Completa lo siguiente
a: Según el texto sobre los tercios, ¿con qué nombre pasó a la historia Fernando Álvarez de Toledo y Pimentel?
b: Reproduce sin cambios el fragmento del texto sobre los tercios que va desde "Las tropas de" hasta "de su poder.".

Fuente
Las tropas de intervención de los Austrias españoles, los aclamados tercios, tuvieron un papel hegemónico durante más de una centuria en Europa, y a su habitual destreza de picas y fuegos contribuyó como el que más la figura del noble, Fernando Álvarez de Toledo y Pimentel, el cual pasó a la historia como «el Gran Duque de Alba». Su legendaria presencia engalanó algunos de los hechos marciales más sobresalientes y decisivos del siglo XVI, además de confirmar con sus decisiones que fue un verdadero maestro en el arte de la guerra, y afianzar con ellas a los tercios a la cúspide de su poder.

Datos proporcionados
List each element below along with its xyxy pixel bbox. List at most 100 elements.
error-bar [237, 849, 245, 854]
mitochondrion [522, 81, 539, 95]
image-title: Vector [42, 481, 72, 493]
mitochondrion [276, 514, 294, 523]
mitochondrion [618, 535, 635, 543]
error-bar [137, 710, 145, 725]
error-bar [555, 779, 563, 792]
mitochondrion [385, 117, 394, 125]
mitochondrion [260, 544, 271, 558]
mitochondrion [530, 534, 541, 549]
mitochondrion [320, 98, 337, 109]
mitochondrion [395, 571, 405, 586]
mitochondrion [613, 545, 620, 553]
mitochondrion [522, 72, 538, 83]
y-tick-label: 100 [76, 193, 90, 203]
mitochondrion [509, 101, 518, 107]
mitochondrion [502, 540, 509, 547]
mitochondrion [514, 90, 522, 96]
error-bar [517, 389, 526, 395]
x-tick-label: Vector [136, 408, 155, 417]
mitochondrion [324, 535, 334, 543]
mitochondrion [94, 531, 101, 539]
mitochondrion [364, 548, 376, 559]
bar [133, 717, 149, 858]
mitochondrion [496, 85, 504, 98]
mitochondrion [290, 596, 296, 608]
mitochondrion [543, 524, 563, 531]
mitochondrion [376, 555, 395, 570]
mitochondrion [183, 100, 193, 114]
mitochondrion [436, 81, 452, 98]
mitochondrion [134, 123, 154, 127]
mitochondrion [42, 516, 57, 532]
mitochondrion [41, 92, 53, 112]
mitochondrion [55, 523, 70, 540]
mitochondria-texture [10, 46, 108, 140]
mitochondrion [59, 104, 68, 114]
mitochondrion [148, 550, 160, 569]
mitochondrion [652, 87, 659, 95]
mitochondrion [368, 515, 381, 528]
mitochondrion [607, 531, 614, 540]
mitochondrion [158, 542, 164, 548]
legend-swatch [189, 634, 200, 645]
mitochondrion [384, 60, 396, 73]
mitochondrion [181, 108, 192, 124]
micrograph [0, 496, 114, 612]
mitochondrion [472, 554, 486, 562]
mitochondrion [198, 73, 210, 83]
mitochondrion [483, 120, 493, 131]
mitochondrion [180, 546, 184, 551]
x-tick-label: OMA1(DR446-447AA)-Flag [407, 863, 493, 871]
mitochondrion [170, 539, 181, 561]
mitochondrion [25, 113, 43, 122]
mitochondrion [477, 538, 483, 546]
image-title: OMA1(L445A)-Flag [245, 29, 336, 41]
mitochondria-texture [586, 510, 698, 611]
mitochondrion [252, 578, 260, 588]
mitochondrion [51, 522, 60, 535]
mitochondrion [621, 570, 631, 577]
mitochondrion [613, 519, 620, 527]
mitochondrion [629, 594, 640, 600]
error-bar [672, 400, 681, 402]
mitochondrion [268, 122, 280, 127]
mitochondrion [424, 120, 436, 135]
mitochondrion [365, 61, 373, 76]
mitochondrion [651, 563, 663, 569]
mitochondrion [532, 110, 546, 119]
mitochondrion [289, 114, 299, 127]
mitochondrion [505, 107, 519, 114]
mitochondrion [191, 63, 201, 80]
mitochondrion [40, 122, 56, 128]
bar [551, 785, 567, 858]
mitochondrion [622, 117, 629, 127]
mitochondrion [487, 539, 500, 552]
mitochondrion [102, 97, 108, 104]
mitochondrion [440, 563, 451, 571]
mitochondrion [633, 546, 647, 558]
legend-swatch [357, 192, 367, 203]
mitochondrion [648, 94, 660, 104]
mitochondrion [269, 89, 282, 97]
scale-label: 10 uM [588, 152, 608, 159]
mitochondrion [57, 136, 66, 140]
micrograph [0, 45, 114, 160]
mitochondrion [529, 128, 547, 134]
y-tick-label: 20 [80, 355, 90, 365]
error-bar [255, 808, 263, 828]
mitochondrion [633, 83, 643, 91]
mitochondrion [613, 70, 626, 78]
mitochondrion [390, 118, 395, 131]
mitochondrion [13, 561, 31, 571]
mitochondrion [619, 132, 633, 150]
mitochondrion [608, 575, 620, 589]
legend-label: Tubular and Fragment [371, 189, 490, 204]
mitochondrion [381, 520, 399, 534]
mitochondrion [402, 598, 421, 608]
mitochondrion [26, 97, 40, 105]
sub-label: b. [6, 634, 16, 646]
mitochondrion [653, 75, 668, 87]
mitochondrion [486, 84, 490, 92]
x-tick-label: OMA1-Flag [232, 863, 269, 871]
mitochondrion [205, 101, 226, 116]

Respuestas
a: Pasó a la historia como «el Gran Duque de Alba».

b:
Las tropas de intervención de los Austrias españoles, los aclamados tercios, tuvieron un papel hegemónico durante más de una centuria en Europa, y a su habitual destreza de picas y fuegos contribuyó como el que más la figura del noble, Fernando Álvarez de Toledo y Pimentel, el cual pasó a la historia como «el Gran Duque de Alba». Su legendaria presencia engalanó algunos de los hechos marciales más sobresalientes y decisivos del siglo XVI, además de confirmar con sus decisiones que fue un verdadero maestro en el arte de la guerra, y afianzar con ellas a los tercios a la cúspide de su poder.